This was originally opened against pytensor (pymc-devs/pytensor#2220), but @ricardoV94 pointed out it's really PyMC documentation and that the existing {ref}pymc_pytensor notebook already covers the "graph" part. So I've moved it here and framed it explicitly as a companion to that notebook, placed right after it in the core-notebooks toctree.

Summary

A new core-notebooks page, "Understanding PyTensor compilation", for people who reach PyTensor through PyMC rather than using it directly. Where pymc_pytensor explains how a model becomes a PyTensor graph, this page picks up where that leaves off and explains what PyTensor does with the graph. It answers two recurring PyMC questions: "why does sampling take a while to start?" (compilation) and "why is the first run slow but later runs faster?" (caching).

What's included

  • A system diagram of the full pipeline (PyMC layer → graph prep → Stage 1 rewriting → backend selection → Stage 2 linking → sampler runtime), with the PyTensor/​sampler boundary made explicit.

SET EXERCISE:
Retype the passage of the PyTensor compilation text that begins at the words "This was originally" and ends after the words "the core-notebooks toctree.", keeping every character the same.

RECORD EXTRACTS:
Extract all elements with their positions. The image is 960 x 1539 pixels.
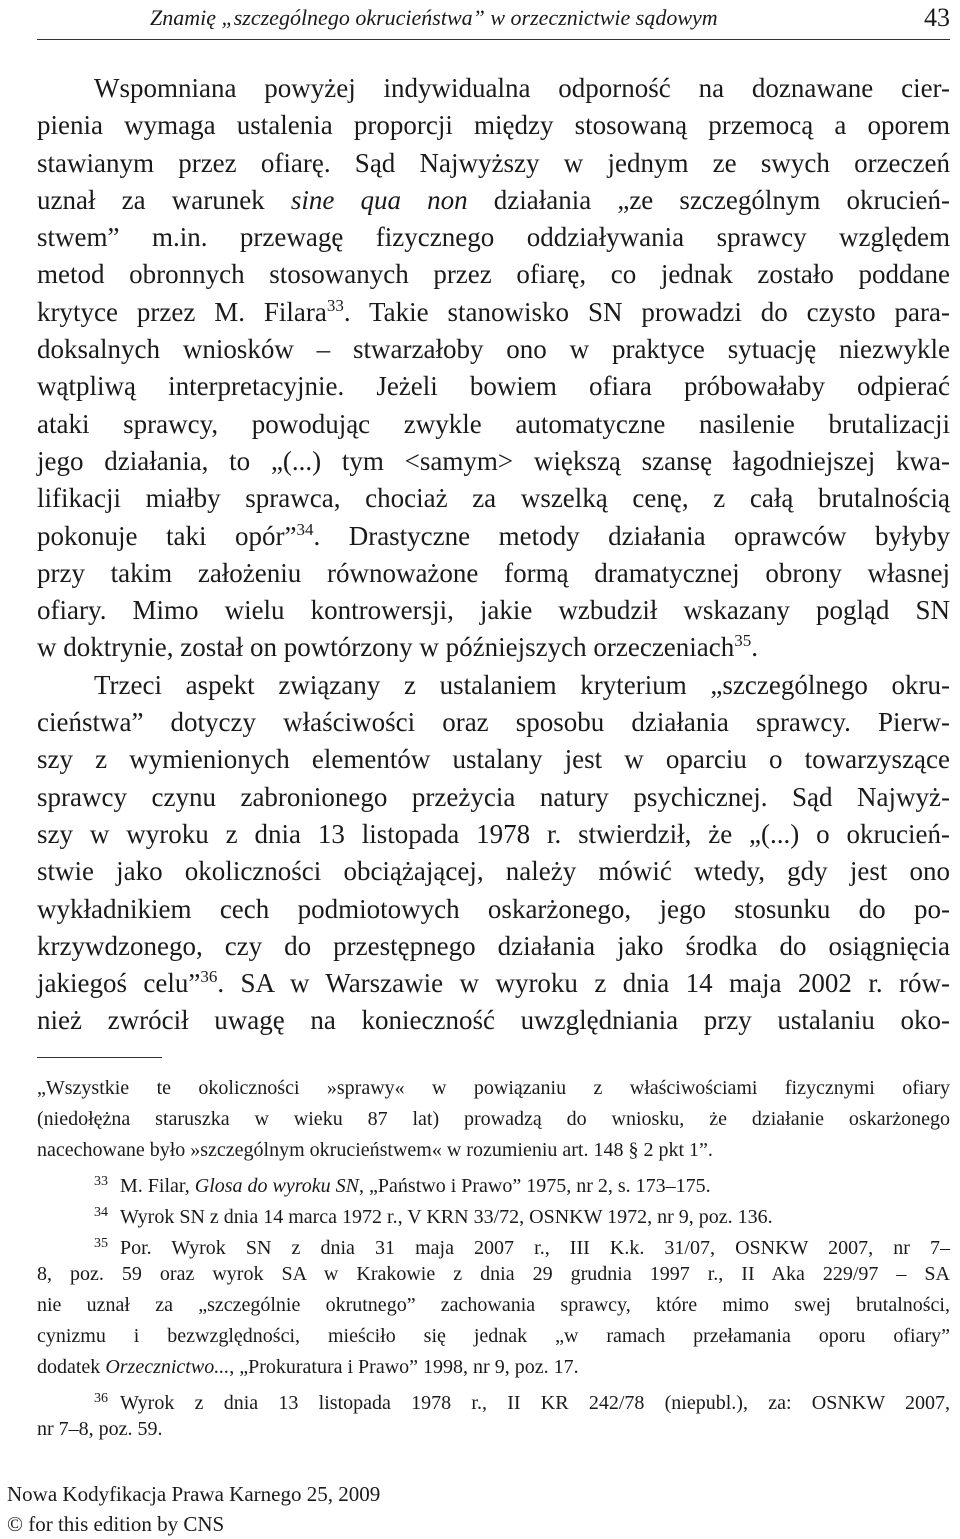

---

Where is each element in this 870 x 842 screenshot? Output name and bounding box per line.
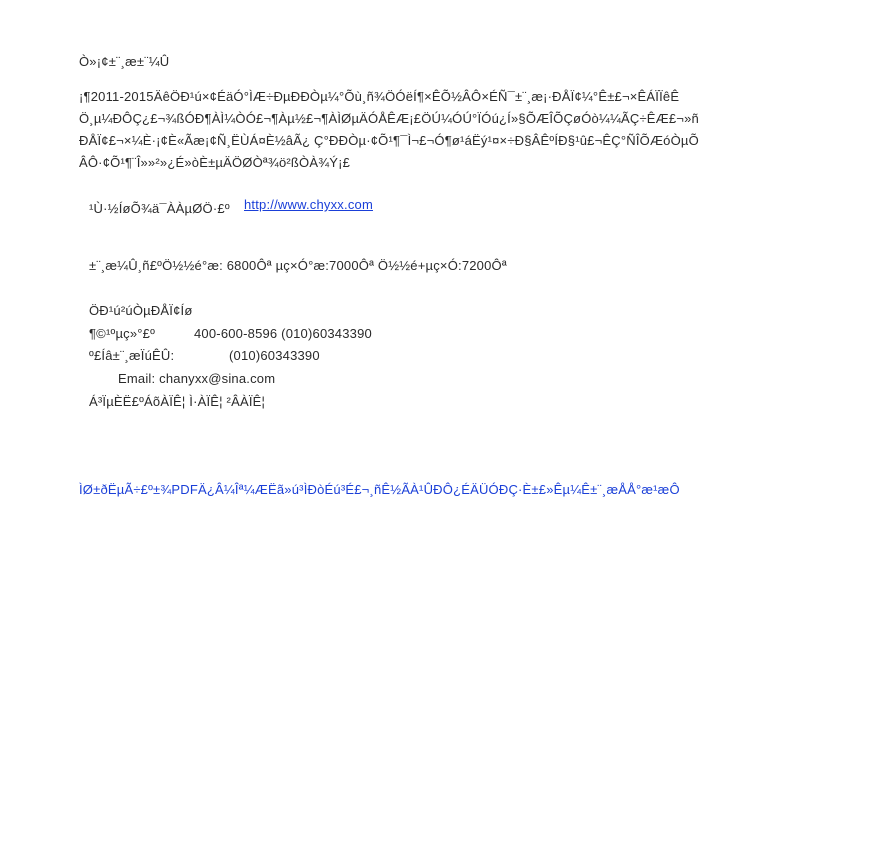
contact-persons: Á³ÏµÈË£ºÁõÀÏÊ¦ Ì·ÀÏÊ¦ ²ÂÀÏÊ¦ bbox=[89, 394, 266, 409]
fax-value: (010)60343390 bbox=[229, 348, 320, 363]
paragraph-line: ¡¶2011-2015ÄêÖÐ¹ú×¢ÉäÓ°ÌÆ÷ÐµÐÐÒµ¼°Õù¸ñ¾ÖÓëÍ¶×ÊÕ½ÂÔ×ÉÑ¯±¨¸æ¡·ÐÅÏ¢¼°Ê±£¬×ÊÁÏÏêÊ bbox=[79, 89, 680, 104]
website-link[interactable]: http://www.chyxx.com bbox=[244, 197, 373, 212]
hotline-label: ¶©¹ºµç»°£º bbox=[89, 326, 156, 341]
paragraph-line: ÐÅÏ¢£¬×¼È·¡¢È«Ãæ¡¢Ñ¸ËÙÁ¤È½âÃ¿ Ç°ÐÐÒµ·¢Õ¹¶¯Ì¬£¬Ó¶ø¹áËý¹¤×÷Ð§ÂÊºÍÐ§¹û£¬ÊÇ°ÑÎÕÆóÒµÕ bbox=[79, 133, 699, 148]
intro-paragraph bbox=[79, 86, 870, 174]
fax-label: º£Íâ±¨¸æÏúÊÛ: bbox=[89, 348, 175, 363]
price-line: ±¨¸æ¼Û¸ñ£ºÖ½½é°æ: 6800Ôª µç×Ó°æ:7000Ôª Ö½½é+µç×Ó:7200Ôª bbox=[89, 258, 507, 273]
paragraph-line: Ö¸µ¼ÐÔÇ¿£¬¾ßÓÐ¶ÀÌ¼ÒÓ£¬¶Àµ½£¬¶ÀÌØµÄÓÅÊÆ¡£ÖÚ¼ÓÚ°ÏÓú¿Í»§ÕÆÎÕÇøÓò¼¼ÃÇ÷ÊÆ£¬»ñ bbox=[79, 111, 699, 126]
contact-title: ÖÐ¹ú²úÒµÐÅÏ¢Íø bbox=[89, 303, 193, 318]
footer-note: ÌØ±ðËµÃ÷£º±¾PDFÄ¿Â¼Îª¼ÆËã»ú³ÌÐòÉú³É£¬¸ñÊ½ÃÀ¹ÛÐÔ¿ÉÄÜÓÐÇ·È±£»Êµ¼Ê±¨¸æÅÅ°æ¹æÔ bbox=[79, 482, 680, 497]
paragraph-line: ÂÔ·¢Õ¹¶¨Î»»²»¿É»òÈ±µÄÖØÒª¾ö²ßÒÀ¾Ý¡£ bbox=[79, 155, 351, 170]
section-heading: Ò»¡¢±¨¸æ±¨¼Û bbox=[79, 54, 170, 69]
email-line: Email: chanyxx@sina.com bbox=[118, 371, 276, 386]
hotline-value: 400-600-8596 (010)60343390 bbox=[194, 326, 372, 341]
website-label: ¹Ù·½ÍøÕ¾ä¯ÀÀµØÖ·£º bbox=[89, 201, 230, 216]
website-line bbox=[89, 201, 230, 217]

...

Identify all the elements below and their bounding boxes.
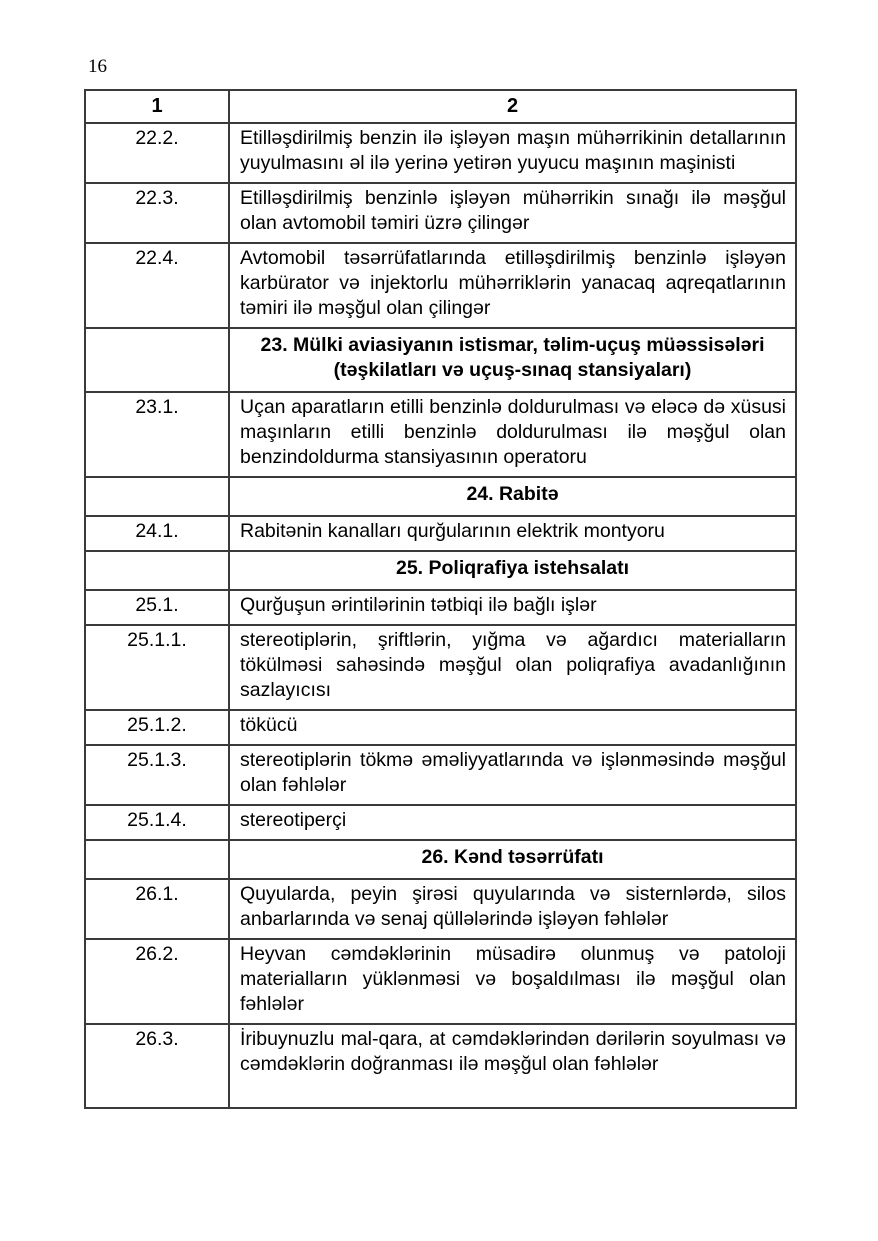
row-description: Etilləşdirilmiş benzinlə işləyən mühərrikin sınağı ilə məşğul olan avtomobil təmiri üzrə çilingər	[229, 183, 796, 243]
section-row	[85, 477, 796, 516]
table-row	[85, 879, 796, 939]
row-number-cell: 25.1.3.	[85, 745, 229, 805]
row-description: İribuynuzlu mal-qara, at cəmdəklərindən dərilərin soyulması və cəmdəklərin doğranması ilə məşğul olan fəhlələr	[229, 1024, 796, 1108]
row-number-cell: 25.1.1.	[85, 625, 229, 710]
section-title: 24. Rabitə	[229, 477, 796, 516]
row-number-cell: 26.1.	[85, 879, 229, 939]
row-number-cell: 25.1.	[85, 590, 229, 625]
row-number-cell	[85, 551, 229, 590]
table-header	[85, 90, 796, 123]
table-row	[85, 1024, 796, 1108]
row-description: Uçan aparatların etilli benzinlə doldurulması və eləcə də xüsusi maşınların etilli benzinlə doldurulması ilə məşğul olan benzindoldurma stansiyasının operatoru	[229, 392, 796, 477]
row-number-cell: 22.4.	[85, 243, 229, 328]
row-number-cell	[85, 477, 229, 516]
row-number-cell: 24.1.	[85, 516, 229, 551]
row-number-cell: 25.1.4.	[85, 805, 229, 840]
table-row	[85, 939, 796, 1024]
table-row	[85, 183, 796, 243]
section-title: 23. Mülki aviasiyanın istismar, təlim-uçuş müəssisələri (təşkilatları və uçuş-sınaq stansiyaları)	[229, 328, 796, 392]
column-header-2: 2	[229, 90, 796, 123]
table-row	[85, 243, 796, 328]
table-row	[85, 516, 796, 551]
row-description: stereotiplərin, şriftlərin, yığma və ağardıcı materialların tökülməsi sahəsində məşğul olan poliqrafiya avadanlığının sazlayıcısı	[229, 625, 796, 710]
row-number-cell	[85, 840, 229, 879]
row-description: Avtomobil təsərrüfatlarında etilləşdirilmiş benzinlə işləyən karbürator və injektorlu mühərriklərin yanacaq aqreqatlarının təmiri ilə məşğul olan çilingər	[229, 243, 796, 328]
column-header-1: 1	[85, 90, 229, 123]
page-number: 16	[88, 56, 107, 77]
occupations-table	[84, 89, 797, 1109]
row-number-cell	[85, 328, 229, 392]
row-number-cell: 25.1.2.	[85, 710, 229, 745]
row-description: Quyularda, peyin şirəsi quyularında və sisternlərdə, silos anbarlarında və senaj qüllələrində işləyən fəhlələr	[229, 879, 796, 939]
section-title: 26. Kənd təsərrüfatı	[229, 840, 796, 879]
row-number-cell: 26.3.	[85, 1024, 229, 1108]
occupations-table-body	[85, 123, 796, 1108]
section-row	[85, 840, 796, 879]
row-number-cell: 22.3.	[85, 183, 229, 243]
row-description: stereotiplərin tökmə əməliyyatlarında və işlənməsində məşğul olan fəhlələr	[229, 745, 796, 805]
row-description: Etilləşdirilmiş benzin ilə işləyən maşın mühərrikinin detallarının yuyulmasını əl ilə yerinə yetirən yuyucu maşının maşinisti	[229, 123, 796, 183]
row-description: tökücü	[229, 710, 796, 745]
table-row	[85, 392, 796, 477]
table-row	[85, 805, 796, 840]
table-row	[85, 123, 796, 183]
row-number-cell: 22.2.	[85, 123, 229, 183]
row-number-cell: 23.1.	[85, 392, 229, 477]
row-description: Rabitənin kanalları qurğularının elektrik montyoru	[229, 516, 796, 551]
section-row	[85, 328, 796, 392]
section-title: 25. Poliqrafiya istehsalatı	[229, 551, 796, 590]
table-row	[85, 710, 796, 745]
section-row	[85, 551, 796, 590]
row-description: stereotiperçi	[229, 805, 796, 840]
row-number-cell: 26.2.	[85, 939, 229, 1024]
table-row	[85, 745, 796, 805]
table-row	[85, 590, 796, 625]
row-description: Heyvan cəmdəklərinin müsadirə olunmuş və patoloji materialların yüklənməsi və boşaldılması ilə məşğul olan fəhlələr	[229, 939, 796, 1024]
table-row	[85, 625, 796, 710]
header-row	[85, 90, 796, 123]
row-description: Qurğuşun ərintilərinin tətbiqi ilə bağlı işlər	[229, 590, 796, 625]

SOLUTION TO THIS TASK:
This was originally opened against pytensor (pymc-devs/pytensor#2220), but @ricardoV94 pointed out it's really PyMC documentation and that the existing {ref}pymc_pytensor notebook already covers the "graph" part. So I've moved it here and framed it explicitly as a companion to that notebook, placed right after it in the core-notebooks toctree.